Extracted records:
-- Begin --

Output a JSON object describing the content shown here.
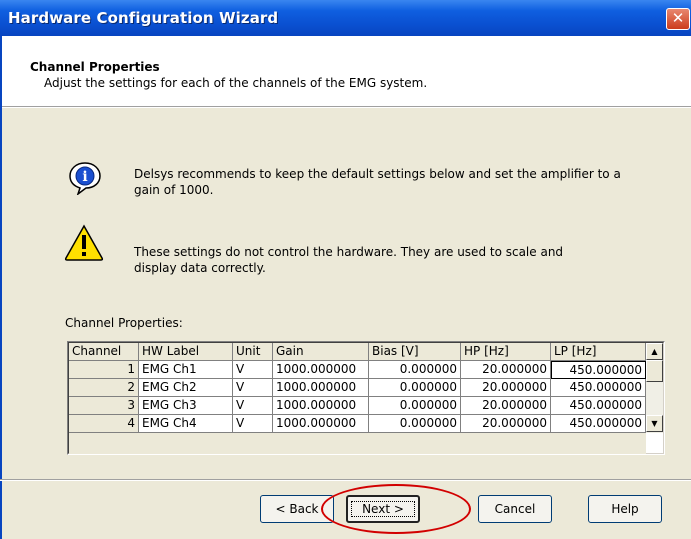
{
  "window": {
    "title": "Hardware Configuration Wizard",
    "close_glyph": "✕"
  },
  "header": {
    "title": "Channel Properties",
    "subtitle": "Adjust the settings for each of the channels of the EMG system."
  },
  "notes": {
    "info_text_1": "Delsys recommends to keep the default settings below and set the amplifier to a",
    "info_text_2": "gain of 1000.",
    "warning_text_1": "These settings do not control the hardware. They are used to scale and",
    "warning_text_2": "display data correctly."
  },
  "grid": {
    "label": "Channel Properties:",
    "columns": [
      "Channel",
      "HW Label",
      "Unit",
      "Gain",
      "Bias [V]",
      "HP [Hz]",
      "LP [Hz]"
    ],
    "rows": [
      [
        "1",
        "EMG Ch1",
        "V",
        "1000.000000",
        "0.000000",
        "20.000000",
        "450.000000"
      ],
      [
        "2",
        "EMG Ch2",
        "V",
        "1000.000000",
        "0.000000",
        "20.000000",
        "450.000000"
      ],
      [
        "3",
        "EMG Ch3",
        "V",
        "1000.000000",
        "0.000000",
        "20.000000",
        "450.000000"
      ],
      [
        "4",
        "EMG Ch4",
        "V",
        "1000.000000",
        "0.000000",
        "20.000000",
        "450.000000"
      ]
    ],
    "scroll_up_glyph": "▲",
    "scroll_down_glyph": "▼"
  },
  "buttons": {
    "back": "< Back",
    "next": "Next >",
    "cancel": "Cancel",
    "help": "Help"
  },
  "icons": {
    "info": "info-icon",
    "warning": "warning-icon"
  },
  "colors": {
    "titlebar": "#0a4fd0",
    "highlight": "#d20000"
  }
}
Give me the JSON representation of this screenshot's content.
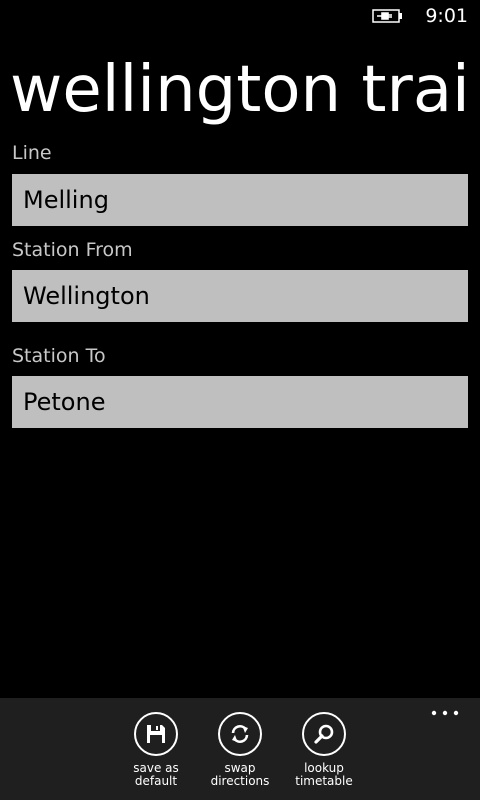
{
  "status_bar": {
    "time": "9:01",
    "battery_icon": "battery-charging-icon"
  },
  "page": {
    "title": "wellington train"
  },
  "form": {
    "line": {
      "label": "Line",
      "value": "Melling"
    },
    "station_from": {
      "label": "Station From",
      "value": "Wellington"
    },
    "station_to": {
      "label": "Station To",
      "value": "Petone"
    }
  },
  "app_bar": {
    "buttons": [
      {
        "label": "save as\ndefault",
        "icon": "save-icon"
      },
      {
        "label": "swap\ndirections",
        "icon": "refresh-icon"
      },
      {
        "label": "lookup\ntimetable",
        "icon": "search-icon"
      }
    ],
    "more_icon": "more-icon"
  },
  "colors": {
    "background": "#000000",
    "field_background": "#bfbfbf",
    "app_bar_background": "#1f1f1f",
    "label_text": "#c8c8c8"
  }
}
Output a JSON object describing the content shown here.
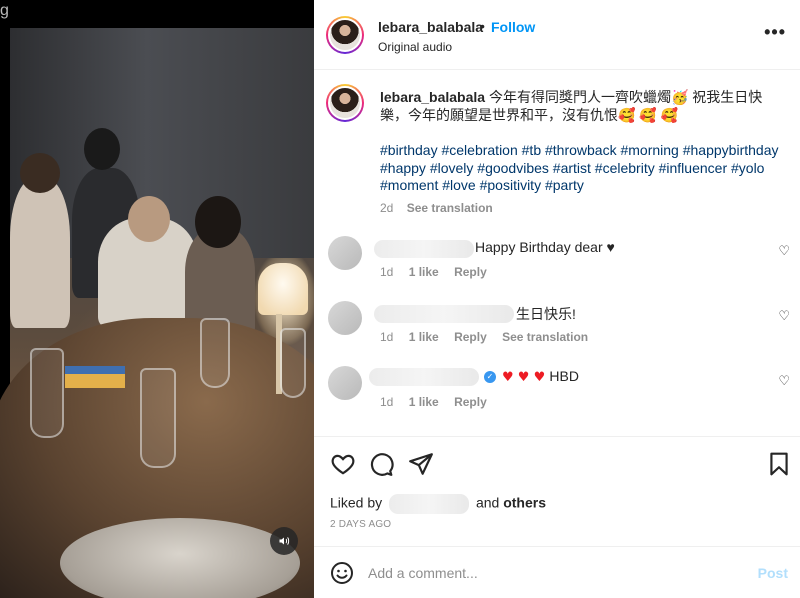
{
  "header": {
    "username": "lebara_balabala",
    "dot": "•",
    "follow": "Follow",
    "audio": "Original audio",
    "more": "•••"
  },
  "caption": {
    "username": "lebara_balabala",
    "text": "今年有得同獎門人一齊吹蠟燭🥳 祝我生日快樂，今年的願望是世界和平，沒有仇恨🥰 🥰 🥰",
    "hashtags": "#birthday #celebration #tb #throwback #morning #happybirthday #happy #lovely #goodvibes #artist #celebrity #influencer #yolo #moment #love #positivity #party",
    "time": "2d",
    "see_translation": "See translation"
  },
  "comments": [
    {
      "text": "Happy Birthday dear ♥",
      "time": "1d",
      "likes": "1 like",
      "reply": "Reply",
      "translation": ""
    },
    {
      "text": "生日快乐!",
      "time": "1d",
      "likes": "1 like",
      "reply": "Reply",
      "translation": "See translation"
    },
    {
      "text": "HBD",
      "time": "1d",
      "likes": "1 like",
      "reply": "Reply",
      "translation": ""
    }
  ],
  "liked": {
    "prefix": "Liked by",
    "and": "and",
    "others": "others"
  },
  "date": "2 DAYS AGO",
  "add_comment": {
    "placeholder": "Add a comment...",
    "post": "Post"
  },
  "media": {
    "mute_icon": "speaker-icon",
    "edge_text": "g"
  },
  "colors": {
    "link": "#0095f6",
    "hashtag": "#00376b",
    "meta": "#8e8e8e",
    "post_disabled": "#b2dffc"
  }
}
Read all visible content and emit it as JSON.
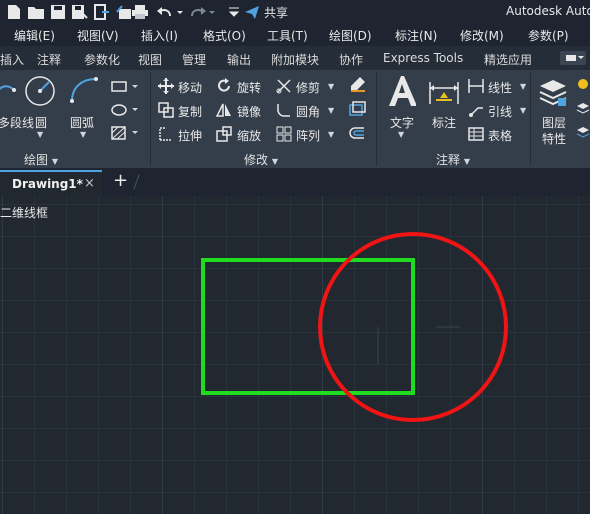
{
  "app": {
    "title": "Autodesk Auto",
    "share_label": "共享"
  },
  "menubar": [
    "编辑(E)",
    "视图(V)",
    "插入(I)",
    "格式(O)",
    "工具(T)",
    "绘图(D)",
    "标注(N)",
    "修改(M)",
    "参数(P)"
  ],
  "ribbon_tabs": [
    "插入",
    "注释",
    "参数化",
    "视图",
    "管理",
    "输出",
    "附加模块",
    "协作",
    "Express Tools",
    "精选应用"
  ],
  "panels": {
    "draw": {
      "title": "绘图",
      "polyline": "多段线",
      "circle": "圆",
      "arc": "圆弧"
    },
    "modify": {
      "title": "修改",
      "move": "移动",
      "rotate": "旋转",
      "trim": "修剪",
      "copy": "复制",
      "mirror": "镜像",
      "fillet": "圆角",
      "stretch": "拉伸",
      "scale": "缩放",
      "array": "阵列"
    },
    "annotation": {
      "title": "注释",
      "text": "文字",
      "dimension": "标注",
      "linear": "线性",
      "leader": "引线",
      "table": "表格"
    },
    "layers": {
      "properties_line1": "图层",
      "properties_line2": "特性"
    }
  },
  "document_tab": {
    "name": "Drawing1*",
    "close": "×",
    "new": "+"
  },
  "viewport_label": "二维线框",
  "drawing": {
    "rectangle_color": "#1fdc1f",
    "circle_color": "#f01414"
  },
  "colors": {
    "accent": "#4fa3e0",
    "background": "#212830"
  }
}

-- End --

The exercise: Omit every picture while copying the listing above exactly.

Solution:
Output a JSON object describing the content shown here.
{
  "window": {
    "title": "Hardware Configuration Wizard",
    "close_glyph": "✕"
  },
  "header": {
    "title": "Channel Properties",
    "subtitle": "Adjust the settings for each of the channels of the EMG system."
  },
  "notes": {
    "info_text_1": "Delsys recommends to keep the default settings below and set the amplifier to a",
    "info_text_2": "gain of 1000.",
    "warning_text_1": "These settings do not control the hardware. They are used to scale and",
    "warning_text_2": "display data correctly."
  },
  "grid": {
    "label": "Channel Properties:",
    "columns": [
      "Channel",
      "HW Label",
      "Unit",
      "Gain",
      "Bias [V]",
      "HP [Hz]",
      "LP [Hz]"
    ],
    "rows": [
      [
        "1",
        "EMG Ch1",
        "V",
        "1000.000000",
        "0.000000",
        "20.000000",
        "450.000000"
      ],
      [
        "2",
        "EMG Ch2",
        "V",
        "1000.000000",
        "0.000000",
        "20.000000",
        "450.000000"
      ],
      [
        "3",
        "EMG Ch3",
        "V",
        "1000.000000",
        "0.000000",
        "20.000000",
        "450.000000"
      ],
      [
        "4",
        "EMG Ch4",
        "V",
        "1000.000000",
        "0.000000",
        "20.000000",
        "450.000000"
      ]
    ],
    "scroll_up_glyph": "▲",
    "scroll_down_glyph": "▼"
  },
  "buttons": {
    "back": "< Back",
    "next": "Next >",
    "cancel": "Cancel",
    "help": "Help"
  },
  "icons": {
    "info": "info-icon",
    "warning": "warning-icon"
  },
  "colors": {
    "titlebar": "#0a4fd0",
    "highlight": "#d20000"
  }
}
Give me the JSON representation of this screenshot's content.
{
  "status_bar": {
    "time": "9:01",
    "battery_icon": "battery-charging-icon"
  },
  "page": {
    "title": "wellington train"
  },
  "form": {
    "line": {
      "label": "Line",
      "value": "Melling"
    },
    "station_from": {
      "label": "Station From",
      "value": "Wellington"
    },
    "station_to": {
      "label": "Station To",
      "value": "Petone"
    }
  },
  "app_bar": {
    "buttons": [
      {
        "label": "save as\ndefault",
        "icon": "save-icon"
      },
      {
        "label": "swap\ndirections",
        "icon": "refresh-icon"
      },
      {
        "label": "lookup\ntimetable",
        "icon": "search-icon"
      }
    ],
    "more_icon": "more-icon"
  },
  "colors": {
    "background": "#000000",
    "field_background": "#bfbfbf",
    "app_bar_background": "#1f1f1f",
    "label_text": "#c8c8c8"
  }
}
Output a JSON object describing the content shown here.
{
  "header": {
    "username": "lebara_balabala",
    "dot": "•",
    "follow": "Follow",
    "audio": "Original audio",
    "more": "•••"
  },
  "caption": {
    "username": "lebara_balabala",
    "text": "今年有得同獎門人一齊吹蠟燭🥳 祝我生日快樂，今年的願望是世界和平，沒有仇恨🥰 🥰 🥰",
    "hashtags": "#birthday #celebration #tb #throwback #morning #happybirthday #happy #lovely #goodvibes #artist #celebrity #influencer #yolo #moment #love #positivity #party",
    "time": "2d",
    "see_translation": "See translation"
  },
  "comments": [
    {
      "text": "Happy Birthday dear ♥",
      "time": "1d",
      "likes": "1 like",
      "reply": "Reply",
      "translation": ""
    },
    {
      "text": "生日快乐!",
      "time": "1d",
      "likes": "1 like",
      "reply": "Reply",
      "translation": "See translation"
    },
    {
      "text": "HBD",
      "time": "1d",
      "likes": "1 like",
      "reply": "Reply",
      "translation": ""
    }
  ],
  "liked": {
    "prefix": "Liked by",
    "and": "and",
    "others": "others"
  },
  "date": "2 DAYS AGO",
  "add_comment": {
    "placeholder": "Add a comment...",
    "post": "Post"
  },
  "media": {
    "mute_icon": "speaker-icon",
    "edge_text": "g"
  },
  "colors": {
    "link": "#0095f6",
    "hashtag": "#00376b",
    "meta": "#8e8e8e",
    "post_disabled": "#b2dffc"
  }
}
Read all visible content and emit it as JSON.
{
  "app": {
    "title": "Autodesk Auto",
    "share_label": "共享"
  },
  "menubar": [
    "编辑(E)",
    "视图(V)",
    "插入(I)",
    "格式(O)",
    "工具(T)",
    "绘图(D)",
    "标注(N)",
    "修改(M)",
    "参数(P)"
  ],
  "ribbon_tabs": [
    "插入",
    "注释",
    "参数化",
    "视图",
    "管理",
    "输出",
    "附加模块",
    "协作",
    "Express Tools",
    "精选应用"
  ],
  "panels": {
    "draw": {
      "title": "绘图",
      "polyline": "多段线",
      "circle": "圆",
      "arc": "圆弧"
    },
    "modify": {
      "title": "修改",
      "move": "移动",
      "rotate": "旋转",
      "trim": "修剪",
      "copy": "复制",
      "mirror": "镜像",
      "fillet": "圆角",
      "stretch": "拉伸",
      "scale": "缩放",
      "array": "阵列"
    },
    "annotation": {
      "title": "注释",
      "text": "文字",
      "dimension": "标注",
      "linear": "线性",
      "leader": "引线",
      "table": "表格"
    },
    "layers": {
      "properties_line1": "图层",
      "properties_line2": "特性"
    }
  },
  "document_tab": {
    "name": "Drawing1*",
    "close": "×",
    "new": "+"
  },
  "viewport_label": "二维线框",
  "drawing": {
    "rectangle_color": "#1fdc1f",
    "circle_color": "#f01414"
  },
  "colors": {
    "accent": "#4fa3e0",
    "background": "#212830"
  }
}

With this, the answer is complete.